>> BEGIN DATASET

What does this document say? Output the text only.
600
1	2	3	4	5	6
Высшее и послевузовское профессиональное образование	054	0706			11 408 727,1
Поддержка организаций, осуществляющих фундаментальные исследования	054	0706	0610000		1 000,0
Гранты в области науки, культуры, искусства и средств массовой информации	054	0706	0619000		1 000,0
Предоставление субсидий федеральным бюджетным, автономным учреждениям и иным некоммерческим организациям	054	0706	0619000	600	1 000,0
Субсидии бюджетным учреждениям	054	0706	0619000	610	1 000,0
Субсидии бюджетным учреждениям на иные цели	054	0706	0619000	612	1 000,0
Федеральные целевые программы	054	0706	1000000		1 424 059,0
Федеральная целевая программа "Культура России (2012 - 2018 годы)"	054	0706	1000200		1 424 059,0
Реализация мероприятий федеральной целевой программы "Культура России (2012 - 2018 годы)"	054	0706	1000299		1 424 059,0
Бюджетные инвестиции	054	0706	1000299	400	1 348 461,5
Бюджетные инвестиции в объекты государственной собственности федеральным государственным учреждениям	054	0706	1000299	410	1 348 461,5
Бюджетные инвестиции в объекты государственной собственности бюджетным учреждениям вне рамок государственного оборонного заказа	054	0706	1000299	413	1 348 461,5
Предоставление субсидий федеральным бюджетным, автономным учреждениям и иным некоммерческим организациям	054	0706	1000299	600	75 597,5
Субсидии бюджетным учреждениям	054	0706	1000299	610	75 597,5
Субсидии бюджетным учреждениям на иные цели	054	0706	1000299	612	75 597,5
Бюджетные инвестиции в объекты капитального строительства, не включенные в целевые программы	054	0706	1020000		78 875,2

>> END DATASET

• REQUIREMENTS: Transcribe each record exactly. Leave nothing out.

• TASK SOLUTION:
What does this document say? Output the text only.
600
1	2	3	4	5	6
Высшее и послевузовское профессиональное образование	054	0706			11 408 727,1
Поддержка организаций, осуществляющих фундаментальные исследования	054	0706	0610000		1 000,0
Гранты в области науки, культуры, искусства и средств массовой информации	054	0706	0619000		1 000,0
Предоставление субсидий федеральным бюджетным, автономным учреждениям и иным некоммерческим организациям	054	0706	0619000	600	1 000,0
Субсидии бюджетным учреждениям	054	0706	0619000	610	1 000,0
Субсидии бюджетным учреждениям на иные цели	054	0706	0619000	612	1 000,0
Федеральные целевые программы	054	0706	1000000		1 424 059,0
Федеральная целевая программа "Культура России (2012 - 2018 годы)"	054	0706	1000200		1 424 059,0
Реализация мероприятий федеральной целевой программы "Культура России (2012 - 2018 годы)"	054	0706	1000299		1 424 059,0
Бюджетные инвестиции	054	0706	1000299	400	1 348 461,5
Бюджетные инвестиции в объекты государственной собственности федеральным государственным учреждениям	054	0706	1000299	410	1 348 461,5
Бюджетные инвестиции в объекты государственной собственности бюджетным учреждениям вне рамок государственного оборонного заказа	054	0706	1000299	413	1 348 461,5
Предоставление субсидий федеральным бюджетным, автономным учреждениям и иным некоммерческим организациям	054	0706	1000299	600	75 597,5
Субсидии бюджетным учреждениям	054	0706	1000299	610	75 597,5
Субсидии бюджетным учреждениям на иные цели	054	0706	1000299	612	75 597,5
Бюджетные инвестиции в объекты капитального строительства, не включенные в целевые программы	054	0706	1020000		78 875,2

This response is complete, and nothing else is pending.